## Problem
Copy every line that mentions the word "norske".
**** Available data
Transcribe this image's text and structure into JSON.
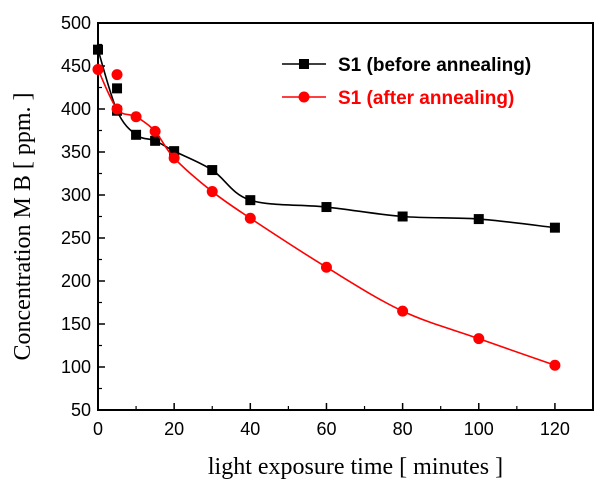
{
  "chart_data": {
    "type": "line",
    "xlabel": "light exposure time  [ minutes ]",
    "ylabel": "Concentration M B  [ ppm. ]",
    "xlim": [
      0,
      130
    ],
    "ylim": [
      50,
      500
    ],
    "x_ticks": [
      0,
      20,
      40,
      60,
      80,
      100,
      120
    ],
    "y_ticks": [
      50,
      100,
      150,
      200,
      250,
      300,
      350,
      400,
      450,
      500
    ],
    "grid": false,
    "legend_position": "top-right",
    "series": [
      {
        "name": "S1 (before annealing)",
        "color": "#000000",
        "marker": "square",
        "x": [
          0,
          5,
          10,
          15,
          20,
          30,
          40,
          60,
          80,
          100,
          120
        ],
        "y": [
          469,
          398,
          370,
          363,
          351,
          329,
          294,
          286,
          275,
          272,
          262
        ],
        "extra_points": [
          {
            "x": 5,
            "y": 424
          }
        ]
      },
      {
        "name": "S1 (after annealing)",
        "color": "#ff0000",
        "marker": "circle",
        "x": [
          0,
          5,
          10,
          15,
          20,
          30,
          40,
          60,
          80,
          100,
          120
        ],
        "y": [
          446,
          400,
          391,
          374,
          343,
          304,
          273,
          216,
          165,
          133,
          102
        ],
        "extra_points": [
          {
            "x": 5,
            "y": 440
          }
        ]
      }
    ]
  }
}
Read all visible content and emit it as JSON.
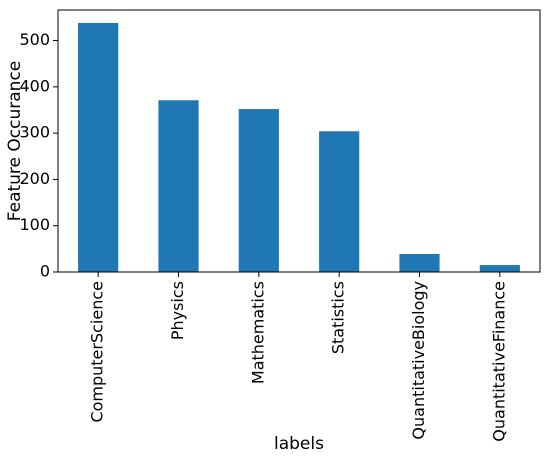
{
  "chart_data": {
    "type": "bar",
    "title": "",
    "xlabel": "labels",
    "ylabel": "Feature Occurance",
    "categories": [
      "ComputerScience",
      "Physics",
      "Mathematics",
      "Statistics",
      "QuantitativeBiology",
      "QuantitativeFinance"
    ],
    "values": [
      538,
      371,
      352,
      304,
      39,
      15
    ],
    "ylim": [
      0,
      566
    ],
    "yticks": [
      0,
      100,
      200,
      300,
      400,
      500
    ],
    "grid": false,
    "legend": "none",
    "colors": {
      "bar": "#1f77b4",
      "axis": "#000000"
    }
  }
}
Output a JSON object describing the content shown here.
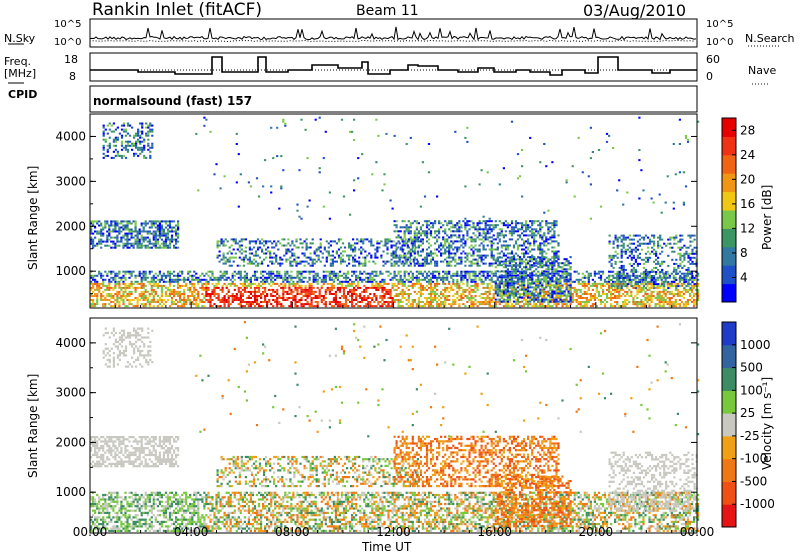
{
  "header": {
    "station": "Rankin Inlet (fitACF)",
    "beam": "Beam 11",
    "date": "03/Aug/2010"
  },
  "top_panel": {
    "left_label": "N.Sky",
    "right_label": "N.Search",
    "left_ticks": [
      "10^5",
      "10^0"
    ],
    "right_ticks": [
      "10^5",
      "10^0"
    ]
  },
  "freq_panel": {
    "left_label_line1": "Freq.",
    "left_label_line2": "[MHz]",
    "right_label": "Nave",
    "left_ticks": [
      "18",
      "8"
    ],
    "right_ticks": [
      "60",
      "0"
    ]
  },
  "cpid": {
    "label": "CPID",
    "text": "normalsound (fast) 157"
  },
  "chart_data": [
    {
      "type": "heatmap",
      "name": "power",
      "ylabel": "Slant Range [km]",
      "yticks": [
        1000,
        2000,
        3000,
        4000
      ],
      "ylim": [
        180,
        4500
      ],
      "xlim": [
        0,
        24
      ],
      "colorbar": {
        "label": "Power [dB]",
        "ticks": [
          "4",
          "8",
          "12",
          "16",
          "20",
          "24",
          "28"
        ],
        "colors": [
          "#0000ff",
          "#1e50c8",
          "#3278a0",
          "#3c9664",
          "#7ac84a",
          "#f0c814",
          "#f09614",
          "#f06414",
          "#f03214",
          "#e60000"
        ]
      }
    },
    {
      "type": "heatmap",
      "name": "velocity",
      "ylabel": "Slant Range [km]",
      "yticks": [
        1000,
        2000,
        3000,
        4000
      ],
      "ylim": [
        180,
        4500
      ],
      "xlim": [
        0,
        24
      ],
      "colorbar": {
        "label": "Velocity [m s⁻¹]",
        "ticks": [
          "1000",
          "500",
          "100",
          "25",
          "-25",
          "-100",
          "-500",
          "-1000"
        ],
        "colors": [
          "#1e3cc8",
          "#3264a0",
          "#3c8c64",
          "#78c83c",
          "#c8c8c0",
          "#f0a014",
          "#f07814",
          "#f05014",
          "#e61414"
        ]
      }
    }
  ],
  "x_axis": {
    "label": "Time UT",
    "ticks": [
      "00:00",
      "04:00",
      "08:00",
      "12:00",
      "16:00",
      "20:00",
      "00:00"
    ]
  }
}
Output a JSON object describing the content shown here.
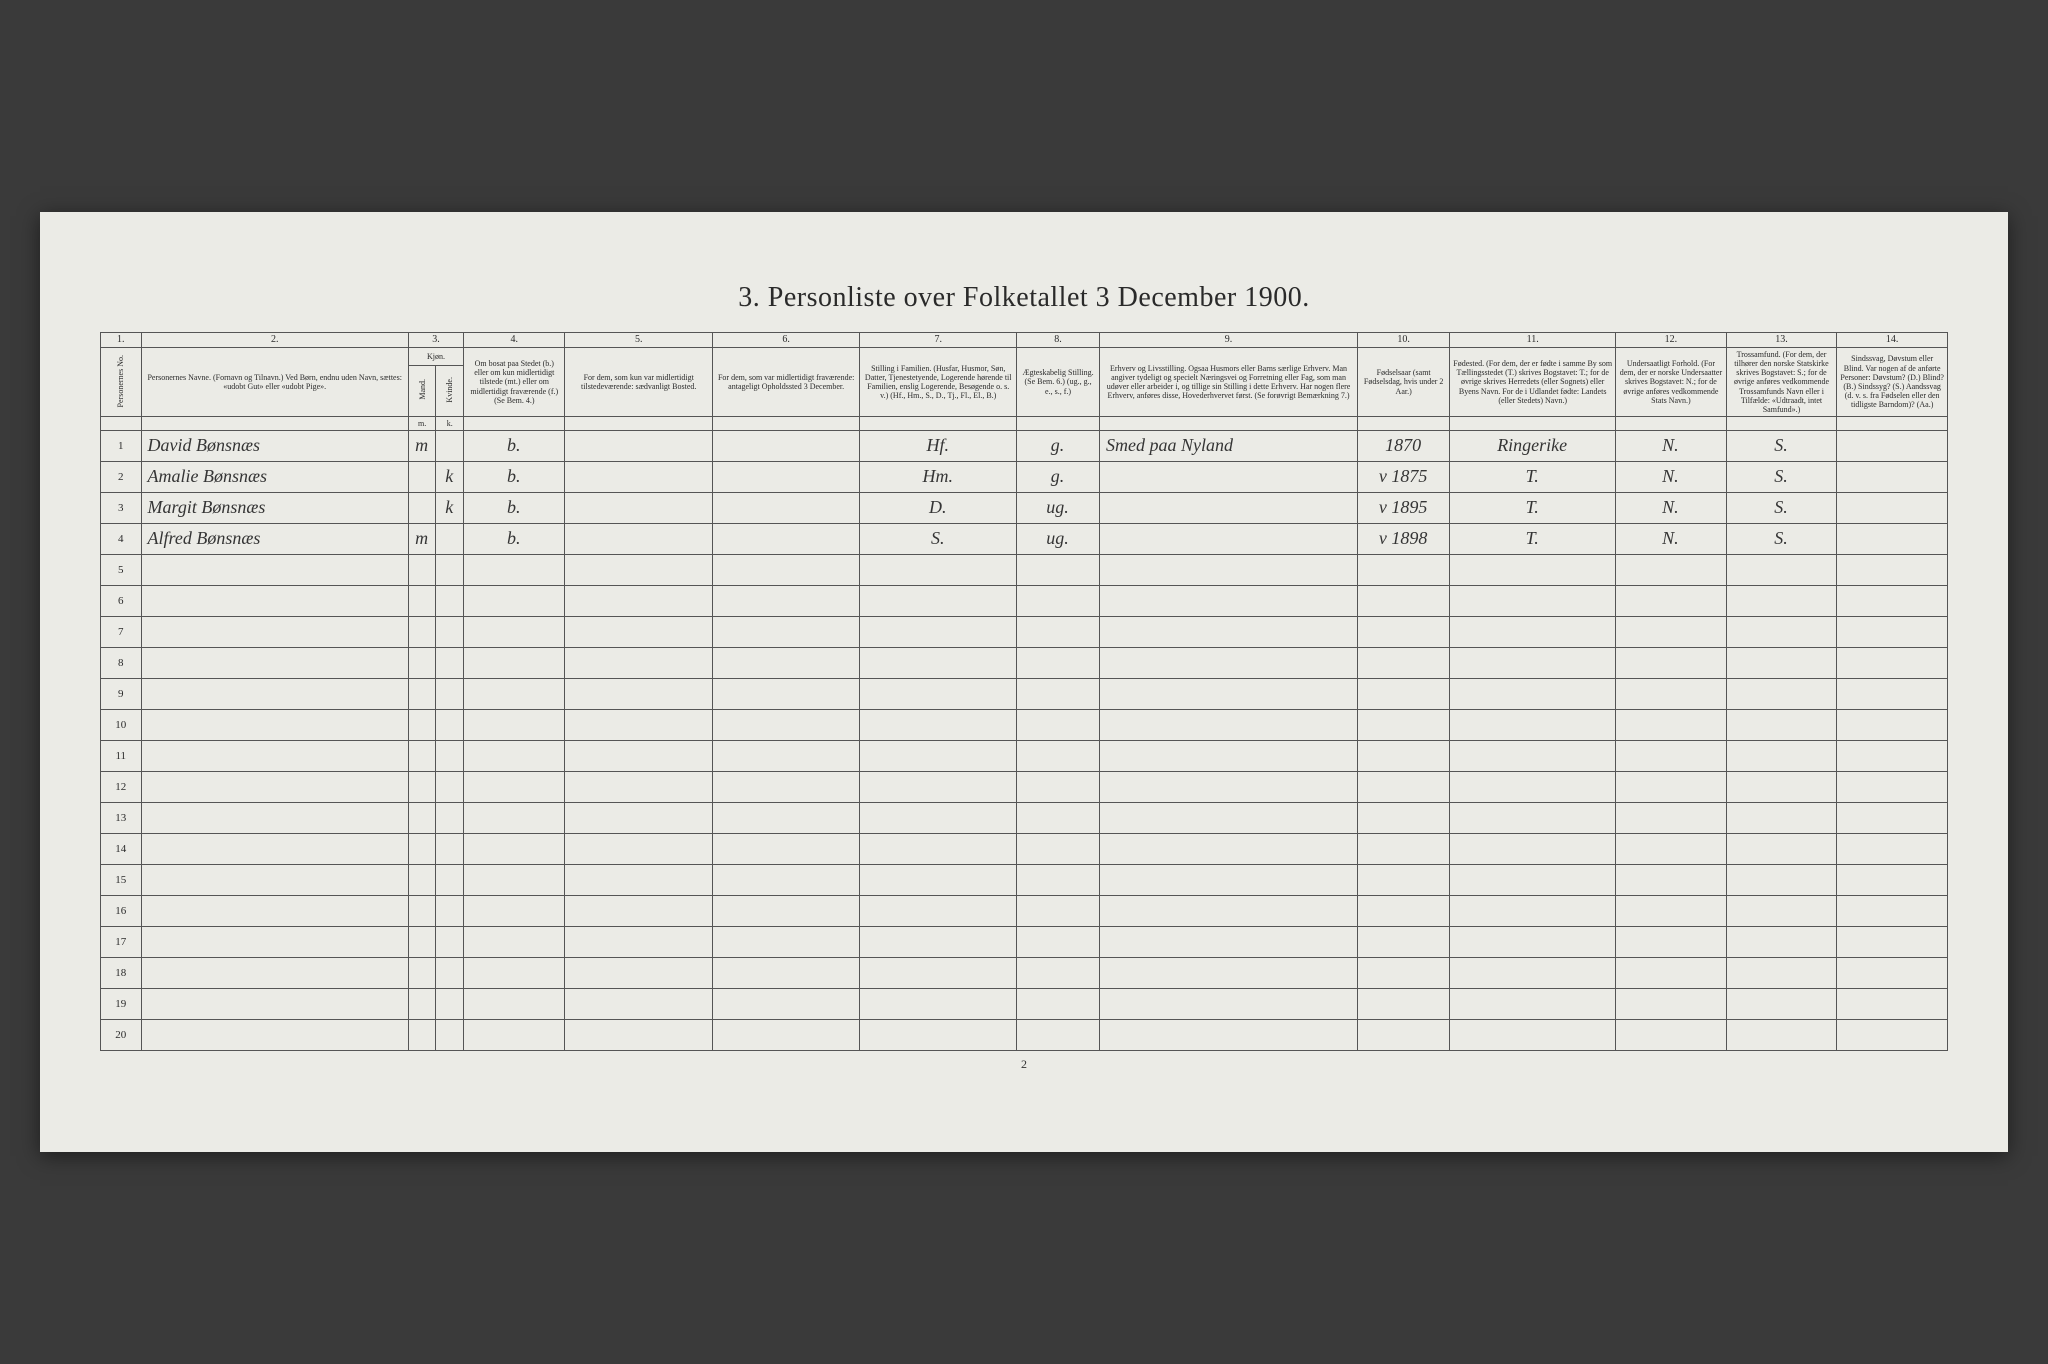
{
  "title": "3. Personliste over Folketallet 3 December 1900.",
  "footer_page_number": "2",
  "columns": {
    "numbers": [
      "1.",
      "2.",
      "3.",
      "4.",
      "5.",
      "6.",
      "7.",
      "8.",
      "9.",
      "10.",
      "11.",
      "12.",
      "13.",
      "14."
    ],
    "headers": {
      "c1": "Personernes No.",
      "c2": "Personernes Navne.\n(Fornavn og Tilnavn.)\nVed Børn, endnu uden Navn, sættes: «udobt Gut» eller «udobt Pige».",
      "c3": "Kjøn.",
      "c3m": "Mand.",
      "c3k": "Kvinde.",
      "c4": "Om bosat paa Stedet (b.) eller om kun midlertidigt tilstede (mt.) eller om midlertidigt fraværende (f.) (Se Bem. 4.)",
      "c5": "For dem, som kun var midlertidigt tilstedeværende:\nsædvanligt Bosted.",
      "c6": "For dem, som var midlertidigt fraværende:\nantageligt Opholdssted 3 December.",
      "c7": "Stilling i Familien.\n(Husfar, Husmor, Søn, Datter, Tjenestetyende, Logerende hørende til Familien, enslig Logerende, Besøgende o. s. v.)\n(Hf., Hm., S., D., Tj., Fl., El., B.)",
      "c8": "Ægteskabelig Stilling.\n(Se Bem. 6.)\n(ug., g., e., s., f.)",
      "c9": "Erhverv og Livsstilling.\nOgsaa Husmors eller Barns særlige Erhverv. Man angiver tydeligt og specielt Næringsvei og Forretning eller Fag, som man udøver eller arbeider i, og tillige sin Stilling i dette Erhverv. Har nogen flere Erhverv, anføres disse, Hovederhvervet først.\n(Se forøvrigt Bemærkning 7.)",
      "c10": "Fødselsaar\n(samt Fødselsdag, hvis under 2 Aar.)",
      "c11": "Fødested.\n(For dem, der er fødte i samme By som Tællingsstedet (T.) skrives Bogstavet: T.; for de øvrige skrives Herredets (eller Sognets) eller Byens Navn. For de i Udlandet fødte: Landets (eller Stedets) Navn.)",
      "c12": "Undersaatligt Forhold.\n(For dem, der er norske Undersaatter skrives Bogstavet: N.; for de øvrige anføres vedkommende Stats Navn.)",
      "c13": "Trossamfund.\n(For dem, der tilhører den norske Statskirke skrives Bogstavet: S.; for de øvrige anføres vedkommende Trossamfunds Navn eller i Tilfælde: «Udtraadt, intet Samfund».)",
      "c14": "Sindssvag, Døvstum eller Blind.\nVar nogen af de anførte Personer:\nDøvstum? (D.)\nBlind? (B.)\nSindssyg? (S.)\nAandssvag (d. v. s. fra Fødselen eller den tidligste Barndom)? (Aa.)"
    }
  },
  "rows": [
    {
      "n": "1",
      "name": "David Bønsnæs",
      "m": "m",
      "k": "",
      "b": "b.",
      "c5": "",
      "c6": "",
      "c7": "Hf.",
      "c8": "g.",
      "c9": "Smed paa Nyland",
      "c10": "1870",
      "c11": "Ringerike",
      "c12": "N.",
      "c13": "S.",
      "c14": ""
    },
    {
      "n": "2",
      "name": "Amalie Bønsnæs",
      "m": "",
      "k": "k",
      "b": "b.",
      "c5": "",
      "c6": "",
      "c7": "Hm.",
      "c8": "g.",
      "c9": "",
      "c10": "v 1875",
      "c11": "T.",
      "c12": "N.",
      "c13": "S.",
      "c14": ""
    },
    {
      "n": "3",
      "name": "Margit Bønsnæs",
      "m": "",
      "k": "k",
      "b": "b.",
      "c5": "",
      "c6": "",
      "c7": "D.",
      "c8": "ug.",
      "c9": "",
      "c10": "v 1895",
      "c11": "T.",
      "c12": "N.",
      "c13": "S.",
      "c14": ""
    },
    {
      "n": "4",
      "name": "Alfred Bønsnæs",
      "m": "m",
      "k": "",
      "b": "b.",
      "c5": "",
      "c6": "",
      "c7": "S.",
      "c8": "ug.",
      "c9": "",
      "c10": "v 1898",
      "c11": "T.",
      "c12": "N.",
      "c13": "S.",
      "c14": ""
    },
    {
      "n": "5"
    },
    {
      "n": "6"
    },
    {
      "n": "7"
    },
    {
      "n": "8"
    },
    {
      "n": "9"
    },
    {
      "n": "10"
    },
    {
      "n": "11"
    },
    {
      "n": "12"
    },
    {
      "n": "13"
    },
    {
      "n": "14"
    },
    {
      "n": "15"
    },
    {
      "n": "16"
    },
    {
      "n": "17"
    },
    {
      "n": "18"
    },
    {
      "n": "19"
    },
    {
      "n": "20"
    }
  ],
  "col_widths_pct": [
    2.2,
    14.5,
    1.5,
    1.5,
    5.5,
    8,
    8,
    8.5,
    4.5,
    14,
    5,
    9,
    6,
    6,
    6
  ],
  "colors": {
    "page_bg": "#ebebe6",
    "outer_bg": "#3a3a3a",
    "border": "#555555",
    "text": "#2a2a2a",
    "handwriting": "#353535"
  }
}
********
## Result for this exercise
      "c12": "Undersaatligt Forhold.\n(For dem, der er norske Undersaatter skrives Bogstavet: N.; for de øvrige anføres vedkommende Stats Navn.)",
      "c13": "Trossamfund.\n(For dem, der tilhører den norske Statskirke skrives Bogstavet: S.; for de øvrige anføres vedkommende Trossamfunds Navn eller i Tilfælde: «Udtraadt, intet Samfund».)",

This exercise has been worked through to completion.